_WHAT THIS TASK INVOLVES_
Can you print every record below exactly as written?

* Begin EXCERPTED DATA *

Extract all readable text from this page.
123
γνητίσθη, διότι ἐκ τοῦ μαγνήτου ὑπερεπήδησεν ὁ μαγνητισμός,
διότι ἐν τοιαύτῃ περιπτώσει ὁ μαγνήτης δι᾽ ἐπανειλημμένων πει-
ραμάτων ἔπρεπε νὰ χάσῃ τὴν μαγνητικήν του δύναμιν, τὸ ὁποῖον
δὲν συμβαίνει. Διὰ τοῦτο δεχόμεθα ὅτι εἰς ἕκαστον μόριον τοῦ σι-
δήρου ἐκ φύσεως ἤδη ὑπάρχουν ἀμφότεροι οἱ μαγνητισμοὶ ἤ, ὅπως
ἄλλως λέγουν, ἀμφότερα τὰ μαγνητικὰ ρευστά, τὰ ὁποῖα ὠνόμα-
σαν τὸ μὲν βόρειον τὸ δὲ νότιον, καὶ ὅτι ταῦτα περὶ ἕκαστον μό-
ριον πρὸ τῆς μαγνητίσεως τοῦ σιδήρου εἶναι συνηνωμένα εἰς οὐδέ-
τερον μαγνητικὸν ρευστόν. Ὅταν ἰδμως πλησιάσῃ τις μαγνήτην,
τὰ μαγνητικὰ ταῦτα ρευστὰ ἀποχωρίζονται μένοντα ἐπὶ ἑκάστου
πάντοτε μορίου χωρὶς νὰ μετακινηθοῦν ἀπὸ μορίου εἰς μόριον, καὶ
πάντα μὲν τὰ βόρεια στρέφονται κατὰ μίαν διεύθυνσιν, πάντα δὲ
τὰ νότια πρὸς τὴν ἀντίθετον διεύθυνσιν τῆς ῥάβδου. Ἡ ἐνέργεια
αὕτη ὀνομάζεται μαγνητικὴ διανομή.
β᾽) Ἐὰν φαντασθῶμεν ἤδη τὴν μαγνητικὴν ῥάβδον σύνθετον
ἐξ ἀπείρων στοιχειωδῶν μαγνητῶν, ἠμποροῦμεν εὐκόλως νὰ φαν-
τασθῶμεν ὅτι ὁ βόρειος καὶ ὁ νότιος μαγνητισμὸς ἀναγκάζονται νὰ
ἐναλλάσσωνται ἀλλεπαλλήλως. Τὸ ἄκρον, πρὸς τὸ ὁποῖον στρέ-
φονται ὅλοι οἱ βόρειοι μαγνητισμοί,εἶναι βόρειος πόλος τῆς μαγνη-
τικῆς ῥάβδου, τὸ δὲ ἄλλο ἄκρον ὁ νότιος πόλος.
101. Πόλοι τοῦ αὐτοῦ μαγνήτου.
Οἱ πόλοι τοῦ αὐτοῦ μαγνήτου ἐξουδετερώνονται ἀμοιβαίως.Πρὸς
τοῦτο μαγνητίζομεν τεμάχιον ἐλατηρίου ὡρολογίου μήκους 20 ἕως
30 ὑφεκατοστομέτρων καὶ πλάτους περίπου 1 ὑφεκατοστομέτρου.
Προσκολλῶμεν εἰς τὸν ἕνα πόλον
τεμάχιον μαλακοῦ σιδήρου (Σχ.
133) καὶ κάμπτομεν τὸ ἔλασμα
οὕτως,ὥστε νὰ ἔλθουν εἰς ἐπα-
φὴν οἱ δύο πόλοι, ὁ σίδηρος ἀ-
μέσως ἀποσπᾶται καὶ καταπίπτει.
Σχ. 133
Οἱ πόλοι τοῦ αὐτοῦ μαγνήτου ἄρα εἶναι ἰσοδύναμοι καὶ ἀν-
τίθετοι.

* End EXCERPTED DATA *

_WRITTEN SOLUTION_
Extract all readable text from this page.
123
γνητίσθη, διότι ἐκ τοῦ μαγνήτου ὑπερεπήδησεν ὁ μαγνητισμός,
διότι ἐν τοιαύτῃ περιπτώσει ὁ μαγνήτης δι᾽ ἐπανειλημμένων πει-
ραμάτων ἔπρεπε νὰ χάσῃ τὴν μαγνητικήν του δύναμιν, τὸ ὁποῖον
δὲν συμβαίνει. Διὰ τοῦτο δεχόμεθα ὅτι εἰς ἕκαστον μόριον τοῦ σι-
δήρου ἐκ φύσεως ἤδη ὑπάρχουν ἀμφότεροι οἱ μαγνητισμοὶ ἤ, ὅπως
ἄλλως λέγουν, ἀμφότερα τὰ μαγνητικὰ ρευστά, τὰ ὁποῖα ὠνόμα-
σαν τὸ μὲν βόρειον τὸ δὲ νότιον, καὶ ὅτι ταῦτα περὶ ἕκαστον μό-
ριον πρὸ τῆς μαγνητίσεως τοῦ σιδήρου εἶναι συνηνωμένα εἰς οὐδέ-
τερον μαγνητικὸν ρευστόν. Ὅταν ἰδμως πλησιάσῃ τις μαγνήτην,
τὰ μαγνητικὰ ταῦτα ρευστὰ ἀποχωρίζονται μένοντα ἐπὶ ἑκάστου
πάντοτε μορίου χωρὶς νὰ μετακινηθοῦν ἀπὸ μορίου εἰς μόριον, καὶ
πάντα μὲν τὰ βόρεια στρέφονται κατὰ μίαν διεύθυνσιν, πάντα δὲ
τὰ νότια πρὸς τὴν ἀντίθετον διεύθυνσιν τῆς ῥάβδου. Ἡ ἐνέργεια
αὕτη ὀνομάζεται μαγνητικὴ διανομή.
β᾽) Ἐὰν φαντασθῶμεν ἤδη τὴν μαγνητικὴν ῥάβδον σύνθετον
ἐξ ἀπείρων στοιχειωδῶν μαγνητῶν, ἠμποροῦμεν εὐκόλως νὰ φαν-
τασθῶμεν ὅτι ὁ βόρειος καὶ ὁ νότιος μαγνητισμὸς ἀναγκάζονται νὰ
ἐναλλάσσωνται ἀλλεπαλλήλως. Τὸ ἄκρον, πρὸς τὸ ὁποῖον στρέ-
φονται ὅλοι οἱ βόρειοι μαγνητισμοί,εἶναι βόρειος πόλος τῆς μαγνη-
τικῆς ῥάβδου, τὸ δὲ ἄλλο ἄκρον ὁ νότιος πόλος.
101. Πόλοι τοῦ αὐτοῦ μαγνήτου.
Οἱ πόλοι τοῦ αὐτοῦ μαγνήτου ἐξουδετερώνονται ἀμοιβαίως.Πρὸς
τοῦτο μαγνητίζομεν τεμάχιον ἐλατηρίου ὡρολογίου μήκους 20 ἕως
30 ὑφεκατοστομέτρων καὶ πλάτους περίπου 1 ὑφεκατοστομέτρου.
Προσκολλῶμεν εἰς τὸν ἕνα πόλον
τεμάχιον μαλακοῦ σιδήρου (Σχ.
133) καὶ κάμπτομεν τὸ ἔλασμα
οὕτως,ὥστε νὰ ἔλθουν εἰς ἐπα-
φὴν οἱ δύο πόλοι, ὁ σίδηρος ἀ-
μέσως ἀποσπᾶται καὶ καταπίπτει.
Σχ. 133
Οἱ πόλοι τοῦ αὐτοῦ μαγνήτου ἄρα εἶναι ἰσοδύναμοι καὶ ἀν-
τίθετοι.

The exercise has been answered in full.